## Task to complete
For the data below, work out how many lines include the string "أراد" and report only the number.

## Records shown
- - -

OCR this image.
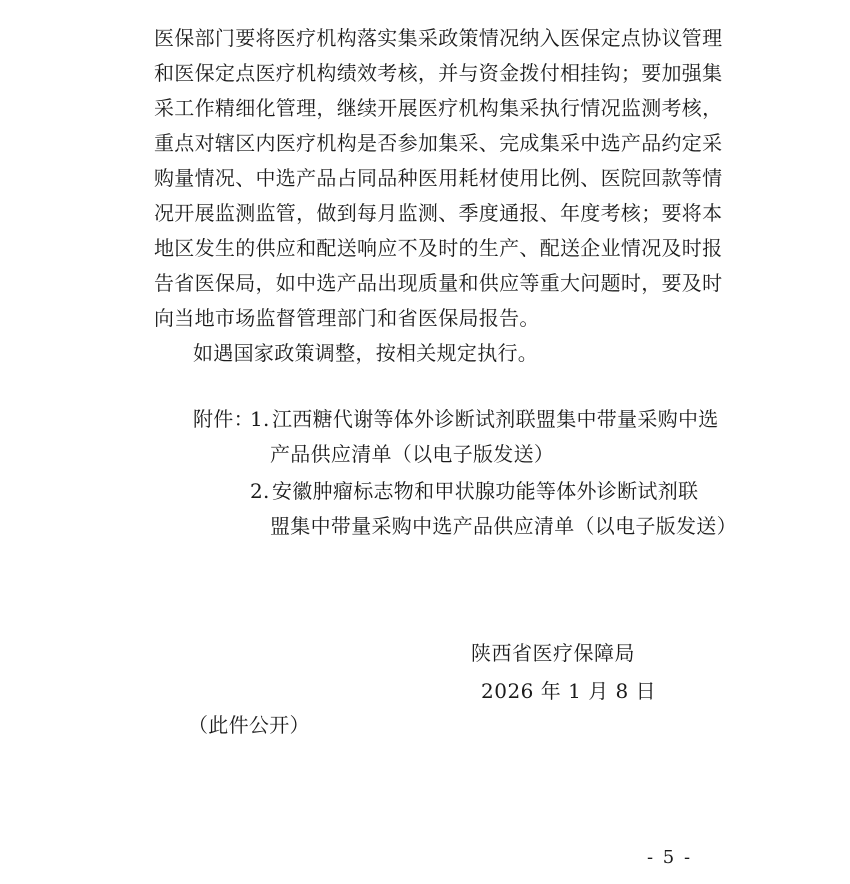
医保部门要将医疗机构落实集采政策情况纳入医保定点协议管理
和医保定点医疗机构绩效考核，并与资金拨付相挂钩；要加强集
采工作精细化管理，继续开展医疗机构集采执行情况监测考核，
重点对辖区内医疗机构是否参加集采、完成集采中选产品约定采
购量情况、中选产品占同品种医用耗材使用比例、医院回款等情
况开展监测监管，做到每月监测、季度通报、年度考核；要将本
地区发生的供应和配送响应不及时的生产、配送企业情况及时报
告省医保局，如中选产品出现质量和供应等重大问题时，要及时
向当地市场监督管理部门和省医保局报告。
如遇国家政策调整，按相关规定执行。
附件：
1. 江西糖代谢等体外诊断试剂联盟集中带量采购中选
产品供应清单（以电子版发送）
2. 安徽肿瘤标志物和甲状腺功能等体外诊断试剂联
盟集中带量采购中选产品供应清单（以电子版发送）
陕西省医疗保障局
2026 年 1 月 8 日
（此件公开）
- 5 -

- - -

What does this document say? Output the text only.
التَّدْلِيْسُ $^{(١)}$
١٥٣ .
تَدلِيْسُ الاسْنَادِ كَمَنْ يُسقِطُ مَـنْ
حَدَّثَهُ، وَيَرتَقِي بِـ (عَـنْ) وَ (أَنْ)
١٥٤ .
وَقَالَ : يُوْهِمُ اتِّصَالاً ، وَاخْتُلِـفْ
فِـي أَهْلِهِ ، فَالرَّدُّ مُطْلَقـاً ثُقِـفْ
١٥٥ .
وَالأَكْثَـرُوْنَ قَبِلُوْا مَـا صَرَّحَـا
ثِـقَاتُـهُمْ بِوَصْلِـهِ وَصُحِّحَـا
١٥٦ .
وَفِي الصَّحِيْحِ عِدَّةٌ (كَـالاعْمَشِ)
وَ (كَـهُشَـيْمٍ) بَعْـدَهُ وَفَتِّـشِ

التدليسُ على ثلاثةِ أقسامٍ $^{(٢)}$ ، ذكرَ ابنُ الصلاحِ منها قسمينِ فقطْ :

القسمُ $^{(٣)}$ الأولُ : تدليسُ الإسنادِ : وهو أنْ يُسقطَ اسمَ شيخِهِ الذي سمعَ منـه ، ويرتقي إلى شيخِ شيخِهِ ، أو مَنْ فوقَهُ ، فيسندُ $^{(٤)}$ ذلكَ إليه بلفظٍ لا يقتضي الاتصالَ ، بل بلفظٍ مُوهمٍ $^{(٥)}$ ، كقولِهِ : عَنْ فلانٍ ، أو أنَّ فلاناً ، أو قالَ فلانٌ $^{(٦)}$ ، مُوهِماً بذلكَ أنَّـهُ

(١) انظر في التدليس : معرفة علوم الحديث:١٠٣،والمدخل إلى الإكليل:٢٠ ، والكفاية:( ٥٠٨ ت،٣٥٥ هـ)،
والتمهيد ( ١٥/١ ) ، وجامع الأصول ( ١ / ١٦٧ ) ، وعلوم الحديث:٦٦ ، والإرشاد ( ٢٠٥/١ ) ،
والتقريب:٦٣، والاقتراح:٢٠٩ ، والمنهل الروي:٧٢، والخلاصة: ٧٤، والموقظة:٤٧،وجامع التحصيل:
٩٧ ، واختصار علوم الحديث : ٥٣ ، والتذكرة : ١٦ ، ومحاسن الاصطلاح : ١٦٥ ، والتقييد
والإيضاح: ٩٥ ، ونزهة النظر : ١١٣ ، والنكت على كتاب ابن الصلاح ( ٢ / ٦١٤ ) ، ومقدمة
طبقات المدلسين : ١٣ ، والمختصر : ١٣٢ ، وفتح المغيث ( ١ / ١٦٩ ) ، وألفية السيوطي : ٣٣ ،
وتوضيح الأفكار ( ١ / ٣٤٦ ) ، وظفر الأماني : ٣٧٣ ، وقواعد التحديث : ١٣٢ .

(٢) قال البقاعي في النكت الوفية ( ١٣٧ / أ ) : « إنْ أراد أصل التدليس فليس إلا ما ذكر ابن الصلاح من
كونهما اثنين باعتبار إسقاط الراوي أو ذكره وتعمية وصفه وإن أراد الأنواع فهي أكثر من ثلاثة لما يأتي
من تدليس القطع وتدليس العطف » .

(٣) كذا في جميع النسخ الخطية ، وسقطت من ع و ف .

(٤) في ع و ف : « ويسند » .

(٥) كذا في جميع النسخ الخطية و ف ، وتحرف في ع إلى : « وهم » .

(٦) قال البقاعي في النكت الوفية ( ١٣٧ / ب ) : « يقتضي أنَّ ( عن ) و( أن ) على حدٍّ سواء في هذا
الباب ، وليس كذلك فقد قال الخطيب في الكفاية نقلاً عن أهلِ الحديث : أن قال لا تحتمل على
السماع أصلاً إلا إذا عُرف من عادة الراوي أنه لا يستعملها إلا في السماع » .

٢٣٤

- - -

## Final answer
2